>> Begin Listed entries
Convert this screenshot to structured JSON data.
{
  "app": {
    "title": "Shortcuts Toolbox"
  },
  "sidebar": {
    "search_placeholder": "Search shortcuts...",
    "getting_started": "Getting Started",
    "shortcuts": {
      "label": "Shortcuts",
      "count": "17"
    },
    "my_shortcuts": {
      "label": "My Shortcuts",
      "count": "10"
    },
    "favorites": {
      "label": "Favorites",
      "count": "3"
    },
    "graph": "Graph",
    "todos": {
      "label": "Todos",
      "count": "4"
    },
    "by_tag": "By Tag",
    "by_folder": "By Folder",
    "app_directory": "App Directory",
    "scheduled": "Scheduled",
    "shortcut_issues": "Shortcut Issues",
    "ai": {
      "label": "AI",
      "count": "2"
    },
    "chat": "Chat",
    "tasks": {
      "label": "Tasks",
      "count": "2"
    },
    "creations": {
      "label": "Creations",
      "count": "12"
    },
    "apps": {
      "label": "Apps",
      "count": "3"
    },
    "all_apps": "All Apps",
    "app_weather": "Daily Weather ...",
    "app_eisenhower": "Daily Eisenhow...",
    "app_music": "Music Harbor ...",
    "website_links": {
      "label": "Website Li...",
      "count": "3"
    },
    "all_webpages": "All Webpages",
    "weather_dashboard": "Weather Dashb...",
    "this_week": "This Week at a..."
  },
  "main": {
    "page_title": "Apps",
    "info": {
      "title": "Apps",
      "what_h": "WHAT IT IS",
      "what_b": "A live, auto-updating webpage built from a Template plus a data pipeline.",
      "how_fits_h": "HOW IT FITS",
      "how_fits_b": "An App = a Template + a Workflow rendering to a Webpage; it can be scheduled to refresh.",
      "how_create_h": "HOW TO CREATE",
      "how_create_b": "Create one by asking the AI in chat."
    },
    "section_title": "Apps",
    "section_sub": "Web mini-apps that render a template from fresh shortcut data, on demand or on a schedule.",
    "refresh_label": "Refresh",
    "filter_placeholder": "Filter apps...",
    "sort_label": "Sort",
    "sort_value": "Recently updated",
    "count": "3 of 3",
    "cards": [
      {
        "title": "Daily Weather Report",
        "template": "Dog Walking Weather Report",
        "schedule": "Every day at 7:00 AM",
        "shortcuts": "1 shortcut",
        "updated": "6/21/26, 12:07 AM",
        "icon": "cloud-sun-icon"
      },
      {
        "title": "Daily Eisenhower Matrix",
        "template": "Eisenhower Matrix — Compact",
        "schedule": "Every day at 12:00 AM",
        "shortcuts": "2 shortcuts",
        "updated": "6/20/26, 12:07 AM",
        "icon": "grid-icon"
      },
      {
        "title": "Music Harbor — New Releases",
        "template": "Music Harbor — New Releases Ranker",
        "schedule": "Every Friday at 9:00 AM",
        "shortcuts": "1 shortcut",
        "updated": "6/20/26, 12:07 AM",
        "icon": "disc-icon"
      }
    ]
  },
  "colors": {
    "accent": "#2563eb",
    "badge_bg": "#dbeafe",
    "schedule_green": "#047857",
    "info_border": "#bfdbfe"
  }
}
>> End Listed entries
Each entry above is to be printed again exactly.

### Worked solution
Convert this screenshot to structured JSON data.
{
  "app": {
    "title": "Shortcuts Toolbox"
  },
  "sidebar": {
    "search_placeholder": "Search shortcuts...",
    "getting_started": "Getting Started",
    "shortcuts": {
      "label": "Shortcuts",
      "count": "17"
    },
    "my_shortcuts": {
      "label": "My Shortcuts",
      "count": "10"
    },
    "favorites": {
      "label": "Favorites",
      "count": "3"
    },
    "graph": "Graph",
    "todos": {
      "label": "Todos",
      "count": "4"
    },
    "by_tag": "By Tag",
    "by_folder": "By Folder",
    "app_directory": "App Directory",
    "scheduled": "Scheduled",
    "shortcut_issues": "Shortcut Issues",
    "ai": {
      "label": "AI",
      "count": "2"
    },
    "chat": "Chat",
    "tasks": {
      "label": "Tasks",
      "count": "2"
    },
    "creations": {
      "label": "Creations",
      "count": "12"
    },
    "apps": {
      "label": "Apps",
      "count": "3"
    },
    "all_apps": "All Apps",
    "app_weather": "Daily Weather ...",
    "app_eisenhower": "Daily Eisenhow...",
    "app_music": "Music Harbor ...",
    "website_links": {
      "label": "Website Li...",
      "count": "3"
    },
    "all_webpages": "All Webpages",
    "weather_dashboard": "Weather Dashb...",
    "this_week": "This Week at a..."
  },
  "main": {
    "page_title": "Apps",
    "info": {
      "title": "Apps",
      "what_h": "WHAT IT IS",
      "what_b": "A live, auto-updating webpage built from a Template plus a data pipeline.",
      "how_fits_h": "HOW IT FITS",
      "how_fits_b": "An App = a Template + a Workflow rendering to a Webpage; it can be scheduled to refresh.",
      "how_create_h": "HOW TO CREATE",
      "how_create_b": "Create one by asking the AI in chat."
    },
    "section_title": "Apps",
    "section_sub": "Web mini-apps that render a template from fresh shortcut data, on demand or on a schedule.",
    "refresh_label": "Refresh",
    "filter_placeholder": "Filter apps...",
    "sort_label": "Sort",
    "sort_value": "Recently updated",
    "count": "3 of 3",
    "cards": [
      {
        "title": "Daily Weather Report",
        "template": "Dog Walking Weather Report",
        "schedule": "Every day at 7:00 AM",
        "shortcuts": "1 shortcut",
        "updated": "6/21/26, 12:07 AM",
        "icon": "cloud-sun-icon"
      },
      {
        "title": "Daily Eisenhower Matrix",
        "template": "Eisenhower Matrix — Compact",
        "schedule": "Every day at 12:00 AM",
        "shortcuts": "2 shortcuts",
        "updated": "6/20/26, 12:07 AM",
        "icon": "grid-icon"
      },
      {
        "title": "Music Harbor — New Releases",
        "template": "Music Harbor — New Releases Ranker",
        "schedule": "Every Friday at 9:00 AM",
        "shortcuts": "1 shortcut",
        "updated": "6/20/26, 12:07 AM",
        "icon": "disc-icon"
      }
    ]
  },
  "colors": {
    "accent": "#2563eb",
    "badge_bg": "#dbeafe",
    "schedule_green": "#047857",
    "info_border": "#bfdbfe"
  }
}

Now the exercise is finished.